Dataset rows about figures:
------------------------
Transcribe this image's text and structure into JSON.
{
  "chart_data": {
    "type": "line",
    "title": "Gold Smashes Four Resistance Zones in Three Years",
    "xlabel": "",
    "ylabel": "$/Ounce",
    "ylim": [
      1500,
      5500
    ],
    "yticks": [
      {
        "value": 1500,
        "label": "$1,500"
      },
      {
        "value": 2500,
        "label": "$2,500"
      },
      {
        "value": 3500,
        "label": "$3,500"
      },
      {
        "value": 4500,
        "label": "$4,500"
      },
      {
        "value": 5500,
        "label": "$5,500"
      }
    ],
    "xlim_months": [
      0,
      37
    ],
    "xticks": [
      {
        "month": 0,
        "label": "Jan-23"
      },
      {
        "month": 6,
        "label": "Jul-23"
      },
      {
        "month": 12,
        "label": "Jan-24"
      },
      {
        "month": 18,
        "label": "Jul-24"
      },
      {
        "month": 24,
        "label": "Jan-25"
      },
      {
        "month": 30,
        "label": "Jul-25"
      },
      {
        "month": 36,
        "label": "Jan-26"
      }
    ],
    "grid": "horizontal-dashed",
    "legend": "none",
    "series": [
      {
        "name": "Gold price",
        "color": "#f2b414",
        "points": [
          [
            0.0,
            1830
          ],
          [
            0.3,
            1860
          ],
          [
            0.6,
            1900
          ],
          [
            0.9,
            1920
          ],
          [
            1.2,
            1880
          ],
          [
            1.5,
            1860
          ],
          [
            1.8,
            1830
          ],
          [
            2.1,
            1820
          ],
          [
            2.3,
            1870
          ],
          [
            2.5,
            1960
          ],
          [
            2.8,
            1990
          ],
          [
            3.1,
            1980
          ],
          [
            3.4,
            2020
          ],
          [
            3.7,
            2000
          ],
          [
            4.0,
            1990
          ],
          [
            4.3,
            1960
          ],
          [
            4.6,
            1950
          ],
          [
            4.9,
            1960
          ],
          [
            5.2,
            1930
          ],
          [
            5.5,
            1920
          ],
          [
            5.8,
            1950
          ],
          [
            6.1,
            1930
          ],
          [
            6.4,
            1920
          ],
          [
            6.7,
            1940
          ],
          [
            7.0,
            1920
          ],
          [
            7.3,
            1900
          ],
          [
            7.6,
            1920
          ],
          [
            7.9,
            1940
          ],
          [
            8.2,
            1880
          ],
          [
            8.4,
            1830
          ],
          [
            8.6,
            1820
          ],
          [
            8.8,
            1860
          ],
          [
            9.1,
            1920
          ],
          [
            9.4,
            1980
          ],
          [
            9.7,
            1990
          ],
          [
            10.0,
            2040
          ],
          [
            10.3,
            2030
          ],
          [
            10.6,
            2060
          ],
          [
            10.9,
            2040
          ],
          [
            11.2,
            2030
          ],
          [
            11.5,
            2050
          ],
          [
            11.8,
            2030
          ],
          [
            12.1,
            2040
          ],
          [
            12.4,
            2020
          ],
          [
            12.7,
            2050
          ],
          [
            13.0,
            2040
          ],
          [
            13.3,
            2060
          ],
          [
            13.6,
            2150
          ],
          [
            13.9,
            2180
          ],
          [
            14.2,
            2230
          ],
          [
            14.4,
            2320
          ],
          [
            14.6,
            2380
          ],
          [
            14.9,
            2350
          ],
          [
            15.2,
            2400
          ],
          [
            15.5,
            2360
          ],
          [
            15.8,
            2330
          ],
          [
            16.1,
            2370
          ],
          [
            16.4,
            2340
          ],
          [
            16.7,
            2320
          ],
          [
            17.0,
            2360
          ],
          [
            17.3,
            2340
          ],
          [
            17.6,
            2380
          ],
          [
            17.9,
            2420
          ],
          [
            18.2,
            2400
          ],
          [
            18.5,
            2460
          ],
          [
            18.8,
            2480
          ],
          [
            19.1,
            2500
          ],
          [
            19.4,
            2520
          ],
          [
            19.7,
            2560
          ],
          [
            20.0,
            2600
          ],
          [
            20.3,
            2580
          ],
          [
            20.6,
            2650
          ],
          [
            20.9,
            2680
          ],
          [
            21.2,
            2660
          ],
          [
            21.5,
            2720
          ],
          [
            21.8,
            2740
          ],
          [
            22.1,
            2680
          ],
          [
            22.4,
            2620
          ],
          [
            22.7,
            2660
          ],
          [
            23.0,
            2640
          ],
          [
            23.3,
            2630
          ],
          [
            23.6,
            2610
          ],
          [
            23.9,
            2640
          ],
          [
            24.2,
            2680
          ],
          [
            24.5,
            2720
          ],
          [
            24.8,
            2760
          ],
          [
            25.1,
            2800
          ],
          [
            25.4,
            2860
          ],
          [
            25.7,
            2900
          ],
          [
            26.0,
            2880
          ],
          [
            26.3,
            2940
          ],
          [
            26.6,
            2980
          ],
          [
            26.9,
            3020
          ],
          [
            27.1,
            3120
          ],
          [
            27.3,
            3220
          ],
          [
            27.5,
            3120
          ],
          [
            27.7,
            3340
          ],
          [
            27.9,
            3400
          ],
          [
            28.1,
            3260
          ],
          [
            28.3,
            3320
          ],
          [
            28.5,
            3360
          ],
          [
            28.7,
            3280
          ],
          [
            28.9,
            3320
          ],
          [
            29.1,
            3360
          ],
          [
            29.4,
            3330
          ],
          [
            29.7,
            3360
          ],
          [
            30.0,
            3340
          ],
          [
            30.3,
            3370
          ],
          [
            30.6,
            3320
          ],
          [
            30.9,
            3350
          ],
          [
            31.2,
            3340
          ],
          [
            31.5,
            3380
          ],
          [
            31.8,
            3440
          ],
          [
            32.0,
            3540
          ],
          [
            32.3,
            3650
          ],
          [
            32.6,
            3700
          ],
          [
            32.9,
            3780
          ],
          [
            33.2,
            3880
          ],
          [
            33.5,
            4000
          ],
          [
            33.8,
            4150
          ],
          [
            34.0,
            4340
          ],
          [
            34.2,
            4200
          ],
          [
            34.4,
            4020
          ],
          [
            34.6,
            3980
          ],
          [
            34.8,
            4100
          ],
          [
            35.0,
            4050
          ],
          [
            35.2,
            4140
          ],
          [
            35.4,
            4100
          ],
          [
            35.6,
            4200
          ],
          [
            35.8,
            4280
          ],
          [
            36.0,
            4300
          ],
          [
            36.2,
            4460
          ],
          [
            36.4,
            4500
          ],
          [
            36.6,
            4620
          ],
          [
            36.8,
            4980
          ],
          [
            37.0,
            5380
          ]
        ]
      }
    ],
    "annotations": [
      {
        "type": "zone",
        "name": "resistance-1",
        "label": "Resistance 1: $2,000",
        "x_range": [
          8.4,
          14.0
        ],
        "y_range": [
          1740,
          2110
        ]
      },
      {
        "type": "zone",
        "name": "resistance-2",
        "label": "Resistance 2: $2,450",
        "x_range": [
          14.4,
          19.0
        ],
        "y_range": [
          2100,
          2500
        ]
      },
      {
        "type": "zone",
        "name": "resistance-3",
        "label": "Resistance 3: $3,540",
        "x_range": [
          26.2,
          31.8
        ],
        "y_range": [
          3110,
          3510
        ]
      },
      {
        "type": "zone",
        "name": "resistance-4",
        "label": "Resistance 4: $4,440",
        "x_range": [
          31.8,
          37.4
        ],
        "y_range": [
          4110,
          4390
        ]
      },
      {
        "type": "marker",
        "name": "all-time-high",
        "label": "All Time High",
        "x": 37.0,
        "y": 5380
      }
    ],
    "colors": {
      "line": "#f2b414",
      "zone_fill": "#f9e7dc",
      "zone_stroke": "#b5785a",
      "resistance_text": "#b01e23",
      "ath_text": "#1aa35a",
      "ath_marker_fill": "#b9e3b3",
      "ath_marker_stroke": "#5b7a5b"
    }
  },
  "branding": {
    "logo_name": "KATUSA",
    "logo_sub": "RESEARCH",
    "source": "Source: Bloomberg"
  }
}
------------------------
**Task instructions:** Return the material in full, exactly as shown.

**The result:**
Transcribe this image's text and structure into JSON.
{
  "chart_data": {
    "type": "line",
    "title": "Gold Smashes Four Resistance Zones in Three Years",
    "xlabel": "",
    "ylabel": "$/Ounce",
    "ylim": [
      1500,
      5500
    ],
    "yticks": [
      {
        "value": 1500,
        "label": "$1,500"
      },
      {
        "value": 2500,
        "label": "$2,500"
      },
      {
        "value": 3500,
        "label": "$3,500"
      },
      {
        "value": 4500,
        "label": "$4,500"
      },
      {
        "value": 5500,
        "label": "$5,500"
      }
    ],
    "xlim_months": [
      0,
      37
    ],
    "xticks": [
      {
        "month": 0,
        "label": "Jan-23"
      },
      {
        "month": 6,
        "label": "Jul-23"
      },
      {
        "month": 12,
        "label": "Jan-24"
      },
      {
        "month": 18,
        "label": "Jul-24"
      },
      {
        "month": 24,
        "label": "Jan-25"
      },
      {
        "month": 30,
        "label": "Jul-25"
      },
      {
        "month": 36,
        "label": "Jan-26"
      }
    ],
    "grid": "horizontal-dashed",
    "legend": "none",
    "series": [
      {
        "name": "Gold price",
        "color": "#f2b414",
        "points": [
          [
            0.0,
            1830
          ],
          [
            0.3,
            1860
          ],
          [
            0.6,
            1900
          ],
          [
            0.9,
            1920
          ],
          [
            1.2,
            1880
          ],
          [
            1.5,
            1860
          ],
          [
            1.8,
            1830
          ],
          [
            2.1,
            1820
          ],
          [
            2.3,
            1870
          ],
          [
            2.5,
            1960
          ],
          [
            2.8,
            1990
          ],
          [
            3.1,
            1980
          ],
          [
            3.4,
            2020
          ],
          [
            3.7,
            2000
          ],
          [
            4.0,
            1990
          ],
          [
            4.3,
            1960
          ],
          [
            4.6,
            1950
          ],
          [
            4.9,
            1960
          ],
          [
            5.2,
            1930
          ],
          [
            5.5,
            1920
          ],
          [
            5.8,
            1950
          ],
          [
            6.1,
            1930
          ],
          [
            6.4,
            1920
          ],
          [
            6.7,
            1940
          ],
          [
            7.0,
            1920
          ],
          [
            7.3,
            1900
          ],
          [
            7.6,
            1920
          ],
          [
            7.9,
            1940
          ],
          [
            8.2,
            1880
          ],
          [
            8.4,
            1830
          ],
          [
            8.6,
            1820
          ],
          [
            8.8,
            1860
          ],
          [
            9.1,
            1920
          ],
          [
            9.4,
            1980
          ],
          [
            9.7,
            1990
          ],
          [
            10.0,
            2040
          ],
          [
            10.3,
            2030
          ],
          [
            10.6,
            2060
          ],
          [
            10.9,
            2040
          ],
          [
            11.2,
            2030
          ],
          [
            11.5,
            2050
          ],
          [
            11.8,
            2030
          ],
          [
            12.1,
            2040
          ],
          [
            12.4,
            2020
          ],
          [
            12.7,
            2050
          ],
          [
            13.0,
            2040
          ],
          [
            13.3,
            2060
          ],
          [
            13.6,
            2150
          ],
          [
            13.9,
            2180
          ],
          [
            14.2,
            2230
          ],
          [
            14.4,
            2320
          ],
          [
            14.6,
            2380
          ],
          [
            14.9,
            2350
          ],
          [
            15.2,
            2400
          ],
          [
            15.5,
            2360
          ],
          [
            15.8,
            2330
          ],
          [
            16.1,
            2370
          ],
          [
            16.4,
            2340
          ],
          [
            16.7,
            2320
          ],
          [
            17.0,
            2360
          ],
          [
            17.3,
            2340
          ],
          [
            17.6,
            2380
          ],
          [
            17.9,
            2420
          ],
          [
            18.2,
            2400
          ],
          [
            18.5,
            2460
          ],
          [
            18.8,
            2480
          ],
          [
            19.1,
            2500
          ],
          [
            19.4,
            2520
          ],
          [
            19.7,
            2560
          ],
          [
            20.0,
            2600
          ],
          [
            20.3,
            2580
          ],
          [
            20.6,
            2650
          ],
          [
            20.9,
            2680
          ],
          [
            21.2,
            2660
          ],
          [
            21.5,
            2720
          ],
          [
            21.8,
            2740
          ],
          [
            22.1,
            2680
          ],
          [
            22.4,
            2620
          ],
          [
            22.7,
            2660
          ],
          [
            23.0,
            2640
          ],
          [
            23.3,
            2630
          ],
          [
            23.6,
            2610
          ],
          [
            23.9,
            2640
          ],
          [
            24.2,
            2680
          ],
          [
            24.5,
            2720
          ],
          [
            24.8,
            2760
          ],
          [
            25.1,
            2800
          ],
          [
            25.4,
            2860
          ],
          [
            25.7,
            2900
          ],
          [
            26.0,
            2880
          ],
          [
            26.3,
            2940
          ],
          [
            26.6,
            2980
          ],
          [
            26.9,
            3020
          ],
          [
            27.1,
            3120
          ],
          [
            27.3,
            3220
          ],
          [
            27.5,
            3120
          ],
          [
            27.7,
            3340
          ],
          [
            27.9,
            3400
          ],
          [
            28.1,
            3260
          ],
          [
            28.3,
            3320
          ],
          [
            28.5,
            3360
          ],
          [
            28.7,
            3280
          ],
          [
            28.9,
            3320
          ],
          [
            29.1,
            3360
          ],
          [
            29.4,
            3330
          ],
          [
            29.7,
            3360
          ],
          [
            30.0,
            3340
          ],
          [
            30.3,
            3370
          ],
          [
            30.6,
            3320
          ],
          [
            30.9,
            3350
          ],
          [
            31.2,
            3340
          ],
          [
            31.5,
            3380
          ],
          [
            31.8,
            3440
          ],
          [
            32.0,
            3540
          ],
          [
            32.3,
            3650
          ],
          [
            32.6,
            3700
          ],
          [
            32.9,
            3780
          ],
          [
            33.2,
            3880
          ],
          [
            33.5,
            4000
          ],
          [
            33.8,
            4150
          ],
          [
            34.0,
            4340
          ],
          [
            34.2,
            4200
          ],
          [
            34.4,
            4020
          ],
          [
            34.6,
            3980
          ],
          [
            34.8,
            4100
          ],
          [
            35.0,
            4050
          ],
          [
            35.2,
            4140
          ],
          [
            35.4,
            4100
          ],
          [
            35.6,
            4200
          ],
          [
            35.8,
            4280
          ],
          [
            36.0,
            4300
          ],
          [
            36.2,
            4460
          ],
          [
            36.4,
            4500
          ],
          [
            36.6,
            4620
          ],
          [
            36.8,
            4980
          ],
          [
            37.0,
            5380
          ]
        ]
      }
    ],
    "annotations": [
      {
        "type": "zone",
        "name": "resistance-1",
        "label": "Resistance 1: $2,000",
        "x_range": [
          8.4,
          14.0
        ],
        "y_range": [
          1740,
          2110
        ]
      },
      {
        "type": "zone",
        "name": "resistance-2",
        "label": "Resistance 2: $2,450",
        "x_range": [
          14.4,
          19.0
        ],
        "y_range": [
          2100,
          2500
        ]
      },
      {
        "type": "zone",
        "name": "resistance-3",
        "label": "Resistance 3: $3,540",
        "x_range": [
          26.2,
          31.8
        ],
        "y_range": [
          3110,
          3510
        ]
      },
      {
        "type": "zone",
        "name": "resistance-4",
        "label": "Resistance 4: $4,440",
        "x_range": [
          31.8,
          37.4
        ],
        "y_range": [
          4110,
          4390
        ]
      },
      {
        "type": "marker",
        "name": "all-time-high",
        "label": "All Time High",
        "x": 37.0,
        "y": 5380
      }
    ],
    "colors": {
      "line": "#f2b414",
      "zone_fill": "#f9e7dc",
      "zone_stroke": "#b5785a",
      "resistance_text": "#b01e23",
      "ath_text": "#1aa35a",
      "ath_marker_fill": "#b9e3b3",
      "ath_marker_stroke": "#5b7a5b"
    }
  },
  "branding": {
    "logo_name": "KATUSA",
    "logo_sub": "RESEARCH",
    "source": "Source: Bloomberg"
  }
}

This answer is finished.